→ **The task**
Write out the records below once more, exactly as they stand.

-- start --

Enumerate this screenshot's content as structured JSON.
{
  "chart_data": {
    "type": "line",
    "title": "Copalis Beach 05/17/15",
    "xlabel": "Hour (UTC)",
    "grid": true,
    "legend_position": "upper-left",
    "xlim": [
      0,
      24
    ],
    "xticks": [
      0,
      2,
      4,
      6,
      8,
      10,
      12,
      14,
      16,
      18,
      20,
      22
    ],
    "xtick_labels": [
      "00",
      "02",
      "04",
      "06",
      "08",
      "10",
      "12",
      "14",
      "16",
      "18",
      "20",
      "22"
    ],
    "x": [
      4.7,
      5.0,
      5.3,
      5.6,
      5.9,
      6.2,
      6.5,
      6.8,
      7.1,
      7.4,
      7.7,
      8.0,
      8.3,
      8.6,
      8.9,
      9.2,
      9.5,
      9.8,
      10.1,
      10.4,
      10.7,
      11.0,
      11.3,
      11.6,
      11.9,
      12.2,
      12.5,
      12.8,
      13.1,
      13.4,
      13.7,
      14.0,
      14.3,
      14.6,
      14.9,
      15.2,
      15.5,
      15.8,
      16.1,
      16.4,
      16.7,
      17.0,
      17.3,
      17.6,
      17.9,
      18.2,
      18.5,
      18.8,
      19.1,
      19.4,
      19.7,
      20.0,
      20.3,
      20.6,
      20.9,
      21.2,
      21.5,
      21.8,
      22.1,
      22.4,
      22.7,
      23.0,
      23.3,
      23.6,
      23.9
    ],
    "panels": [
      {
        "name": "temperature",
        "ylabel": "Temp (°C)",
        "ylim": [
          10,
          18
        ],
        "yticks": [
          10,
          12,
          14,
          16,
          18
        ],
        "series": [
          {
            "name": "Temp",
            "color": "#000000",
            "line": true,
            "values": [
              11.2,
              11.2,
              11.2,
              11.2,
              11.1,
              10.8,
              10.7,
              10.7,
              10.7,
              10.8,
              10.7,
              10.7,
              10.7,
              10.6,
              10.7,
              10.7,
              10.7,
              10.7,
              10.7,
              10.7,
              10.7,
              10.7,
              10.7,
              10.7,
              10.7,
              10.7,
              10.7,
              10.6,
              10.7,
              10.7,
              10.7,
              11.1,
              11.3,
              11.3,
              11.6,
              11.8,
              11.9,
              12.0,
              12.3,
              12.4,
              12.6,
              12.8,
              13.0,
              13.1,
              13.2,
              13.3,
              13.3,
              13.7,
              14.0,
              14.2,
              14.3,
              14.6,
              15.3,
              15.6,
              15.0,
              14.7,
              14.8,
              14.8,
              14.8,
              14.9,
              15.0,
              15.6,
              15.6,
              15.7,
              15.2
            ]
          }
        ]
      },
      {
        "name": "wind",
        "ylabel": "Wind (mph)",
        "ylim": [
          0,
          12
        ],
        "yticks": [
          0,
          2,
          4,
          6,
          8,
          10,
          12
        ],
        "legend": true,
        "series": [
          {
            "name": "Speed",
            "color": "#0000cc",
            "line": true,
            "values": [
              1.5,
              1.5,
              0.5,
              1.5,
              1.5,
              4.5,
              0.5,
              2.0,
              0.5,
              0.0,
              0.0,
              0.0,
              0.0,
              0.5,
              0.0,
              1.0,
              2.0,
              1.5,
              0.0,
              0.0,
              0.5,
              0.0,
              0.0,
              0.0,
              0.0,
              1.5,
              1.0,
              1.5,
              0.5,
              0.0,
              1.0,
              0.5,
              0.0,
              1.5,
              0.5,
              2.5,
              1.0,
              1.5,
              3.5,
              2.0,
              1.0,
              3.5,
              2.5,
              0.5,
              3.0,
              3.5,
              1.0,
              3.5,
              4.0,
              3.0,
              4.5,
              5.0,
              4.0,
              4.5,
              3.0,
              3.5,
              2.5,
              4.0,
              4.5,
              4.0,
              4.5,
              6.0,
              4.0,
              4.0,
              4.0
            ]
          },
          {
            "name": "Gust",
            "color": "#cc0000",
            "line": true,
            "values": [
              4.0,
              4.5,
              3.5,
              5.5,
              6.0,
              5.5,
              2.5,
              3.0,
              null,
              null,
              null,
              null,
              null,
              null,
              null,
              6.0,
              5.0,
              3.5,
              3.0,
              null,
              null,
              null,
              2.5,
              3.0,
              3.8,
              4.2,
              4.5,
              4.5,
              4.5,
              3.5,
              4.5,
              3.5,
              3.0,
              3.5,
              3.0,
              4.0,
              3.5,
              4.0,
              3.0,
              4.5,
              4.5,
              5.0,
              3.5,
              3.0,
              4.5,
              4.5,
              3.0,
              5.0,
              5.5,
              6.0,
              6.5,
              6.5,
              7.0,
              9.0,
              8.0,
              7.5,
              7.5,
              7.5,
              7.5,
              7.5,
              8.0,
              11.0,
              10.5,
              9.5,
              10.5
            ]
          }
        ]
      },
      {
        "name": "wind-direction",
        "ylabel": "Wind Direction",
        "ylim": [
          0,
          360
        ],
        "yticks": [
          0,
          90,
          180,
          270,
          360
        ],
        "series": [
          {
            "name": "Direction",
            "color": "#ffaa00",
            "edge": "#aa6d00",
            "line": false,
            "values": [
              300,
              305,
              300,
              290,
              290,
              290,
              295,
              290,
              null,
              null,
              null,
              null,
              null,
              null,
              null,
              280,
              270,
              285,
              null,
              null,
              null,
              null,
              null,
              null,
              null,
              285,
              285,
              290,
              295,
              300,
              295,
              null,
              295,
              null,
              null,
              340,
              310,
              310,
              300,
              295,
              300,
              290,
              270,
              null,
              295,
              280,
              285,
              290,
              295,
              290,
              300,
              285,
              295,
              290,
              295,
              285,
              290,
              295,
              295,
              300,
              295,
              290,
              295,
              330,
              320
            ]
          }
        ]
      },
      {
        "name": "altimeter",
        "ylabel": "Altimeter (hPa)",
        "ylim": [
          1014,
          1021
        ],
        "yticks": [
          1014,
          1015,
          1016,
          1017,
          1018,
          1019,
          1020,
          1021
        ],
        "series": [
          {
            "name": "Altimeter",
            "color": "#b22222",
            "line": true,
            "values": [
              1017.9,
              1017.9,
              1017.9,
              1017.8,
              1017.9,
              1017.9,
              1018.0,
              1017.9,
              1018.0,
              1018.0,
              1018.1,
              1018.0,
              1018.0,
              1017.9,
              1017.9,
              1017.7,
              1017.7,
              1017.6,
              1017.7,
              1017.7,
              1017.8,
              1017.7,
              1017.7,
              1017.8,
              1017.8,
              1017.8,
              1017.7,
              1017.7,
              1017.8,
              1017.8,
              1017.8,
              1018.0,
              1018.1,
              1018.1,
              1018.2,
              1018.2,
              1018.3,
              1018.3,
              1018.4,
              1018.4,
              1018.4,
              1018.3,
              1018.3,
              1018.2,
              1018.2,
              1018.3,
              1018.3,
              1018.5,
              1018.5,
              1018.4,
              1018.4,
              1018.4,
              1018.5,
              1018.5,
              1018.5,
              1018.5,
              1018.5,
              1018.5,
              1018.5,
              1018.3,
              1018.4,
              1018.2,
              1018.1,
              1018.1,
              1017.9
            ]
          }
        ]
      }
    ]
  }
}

-- end --

→ **Exercise solution**
Enumerate this screenshot's content as structured JSON.
{
  "chart_data": {
    "type": "line",
    "title": "Copalis Beach 05/17/15",
    "xlabel": "Hour (UTC)",
    "grid": true,
    "legend_position": "upper-left",
    "xlim": [
      0,
      24
    ],
    "xticks": [
      0,
      2,
      4,
      6,
      8,
      10,
      12,
      14,
      16,
      18,
      20,
      22
    ],
    "xtick_labels": [
      "00",
      "02",
      "04",
      "06",
      "08",
      "10",
      "12",
      "14",
      "16",
      "18",
      "20",
      "22"
    ],
    "x": [
      4.7,
      5.0,
      5.3,
      5.6,
      5.9,
      6.2,
      6.5,
      6.8,
      7.1,
      7.4,
      7.7,
      8.0,
      8.3,
      8.6,
      8.9,
      9.2,
      9.5,
      9.8,
      10.1,
      10.4,
      10.7,
      11.0,
      11.3,
      11.6,
      11.9,
      12.2,
      12.5,
      12.8,
      13.1,
      13.4,
      13.7,
      14.0,
      14.3,
      14.6,
      14.9,
      15.2,
      15.5,
      15.8,
      16.1,
      16.4,
      16.7,
      17.0,
      17.3,
      17.6,
      17.9,
      18.2,
      18.5,
      18.8,
      19.1,
      19.4,
      19.7,
      20.0,
      20.3,
      20.6,
      20.9,
      21.2,
      21.5,
      21.8,
      22.1,
      22.4,
      22.7,
      23.0,
      23.3,
      23.6,
      23.9
    ],
    "panels": [
      {
        "name": "temperature",
        "ylabel": "Temp (°C)",
        "ylim": [
          10,
          18
        ],
        "yticks": [
          10,
          12,
          14,
          16,
          18
        ],
        "series": [
          {
            "name": "Temp",
            "color": "#000000",
            "line": true,
            "values": [
              11.2,
              11.2,
              11.2,
              11.2,
              11.1,
              10.8,
              10.7,
              10.7,
              10.7,
              10.8,
              10.7,
              10.7,
              10.7,
              10.6,
              10.7,
              10.7,
              10.7,
              10.7,
              10.7,
              10.7,
              10.7,
              10.7,
              10.7,
              10.7,
              10.7,
              10.7,
              10.7,
              10.6,
              10.7,
              10.7,
              10.7,
              11.1,
              11.3,
              11.3,
              11.6,
              11.8,
              11.9,
              12.0,
              12.3,
              12.4,
              12.6,
              12.8,
              13.0,
              13.1,
              13.2,
              13.3,
              13.3,
              13.7,
              14.0,
              14.2,
              14.3,
              14.6,
              15.3,
              15.6,
              15.0,
              14.7,
              14.8,
              14.8,
              14.8,
              14.9,
              15.0,
              15.6,
              15.6,
              15.7,
              15.2
            ]
          }
        ]
      },
      {
        "name": "wind",
        "ylabel": "Wind (mph)",
        "ylim": [
          0,
          12
        ],
        "yticks": [
          0,
          2,
          4,
          6,
          8,
          10,
          12
        ],
        "legend": true,
        "series": [
          {
            "name": "Speed",
            "color": "#0000cc",
            "line": true,
            "values": [
              1.5,
              1.5,
              0.5,
              1.5,
              1.5,
              4.5,
              0.5,
              2.0,
              0.5,
              0.0,
              0.0,
              0.0,
              0.0,
              0.5,
              0.0,
              1.0,
              2.0,
              1.5,
              0.0,
              0.0,
              0.5,
              0.0,
              0.0,
              0.0,
              0.0,
              1.5,
              1.0,
              1.5,
              0.5,
              0.0,
              1.0,
              0.5,
              0.0,
              1.5,
              0.5,
              2.5,
              1.0,
              1.5,
              3.5,
              2.0,
              1.0,
              3.5,
              2.5,
              0.5,
              3.0,
              3.5,
              1.0,
              3.5,
              4.0,
              3.0,
              4.5,
              5.0,
              4.0,
              4.5,
              3.0,
              3.5,
              2.5,
              4.0,
              4.5,
              4.0,
              4.5,
              6.0,
              4.0,
              4.0,
              4.0
            ]
          },
          {
            "name": "Gust",
            "color": "#cc0000",
            "line": true,
            "values": [
              4.0,
              4.5,
              3.5,
              5.5,
              6.0,
              5.5,
              2.5,
              3.0,
              null,
              null,
              null,
              null,
              null,
              null,
              null,
              6.0,
              5.0,
              3.5,
              3.0,
              null,
              null,
              null,
              2.5,
              3.0,
              3.8,
              4.2,
              4.5,
              4.5,
              4.5,
              3.5,
              4.5,
              3.5,
              3.0,
              3.5,
              3.0,
              4.0,
              3.5,
              4.0,
              3.0,
              4.5,
              4.5,
              5.0,
              3.5,
              3.0,
              4.5,
              4.5,
              3.0,
              5.0,
              5.5,
              6.0,
              6.5,
              6.5,
              7.0,
              9.0,
              8.0,
              7.5,
              7.5,
              7.5,
              7.5,
              7.5,
              8.0,
              11.0,
              10.5,
              9.5,
              10.5
            ]
          }
        ]
      },
      {
        "name": "wind-direction",
        "ylabel": "Wind Direction",
        "ylim": [
          0,
          360
        ],
        "yticks": [
          0,
          90,
          180,
          270,
          360
        ],
        "series": [
          {
            "name": "Direction",
            "color": "#ffaa00",
            "edge": "#aa6d00",
            "line": false,
            "values": [
              300,
              305,
              300,
              290,
              290,
              290,
              295,
              290,
              null,
              null,
              null,
              null,
              null,
              null,
              null,
              280,
              270,
              285,
              null,
              null,
              null,
              null,
              null,
              null,
              null,
              285,
              285,
              290,
              295,
              300,
              295,
              null,
              295,
              null,
              null,
              340,
              310,
              310,
              300,
              295,
              300,
              290,
              270,
              null,
              295,
              280,
              285,
              290,
              295,
              290,
              300,
              285,
              295,
              290,
              295,
              285,
              290,
              295,
              295,
              300,
              295,
              290,
              295,
              330,
              320
            ]
          }
        ]
      },
      {
        "name": "altimeter",
        "ylabel": "Altimeter (hPa)",
        "ylim": [
          1014,
          1021
        ],
        "yticks": [
          1014,
          1015,
          1016,
          1017,
          1018,
          1019,
          1020,
          1021
        ],
        "series": [
          {
            "name": "Altimeter",
            "color": "#b22222",
            "line": true,
            "values": [
              1017.9,
              1017.9,
              1017.9,
              1017.8,
              1017.9,
              1017.9,
              1018.0,
              1017.9,
              1018.0,
              1018.0,
              1018.1,
              1018.0,
              1018.0,
              1017.9,
              1017.9,
              1017.7,
              1017.7,
              1017.6,
              1017.7,
              1017.7,
              1017.8,
              1017.7,
              1017.7,
              1017.8,
              1017.8,
              1017.8,
              1017.7,
              1017.7,
              1017.8,
              1017.8,
              1017.8,
              1018.0,
              1018.1,
              1018.1,
              1018.2,
              1018.2,
              1018.3,
              1018.3,
              1018.4,
              1018.4,
              1018.4,
              1018.3,
              1018.3,
              1018.2,
              1018.2,
              1018.3,
              1018.3,
              1018.5,
              1018.5,
              1018.4,
              1018.4,
              1018.4,
              1018.5,
              1018.5,
              1018.5,
              1018.5,
              1018.5,
              1018.5,
              1018.5,
              1018.3,
              1018.4,
              1018.2,
              1018.1,
              1018.1,
              1017.9
            ]
          }
        ]
      }
    ]
  }
}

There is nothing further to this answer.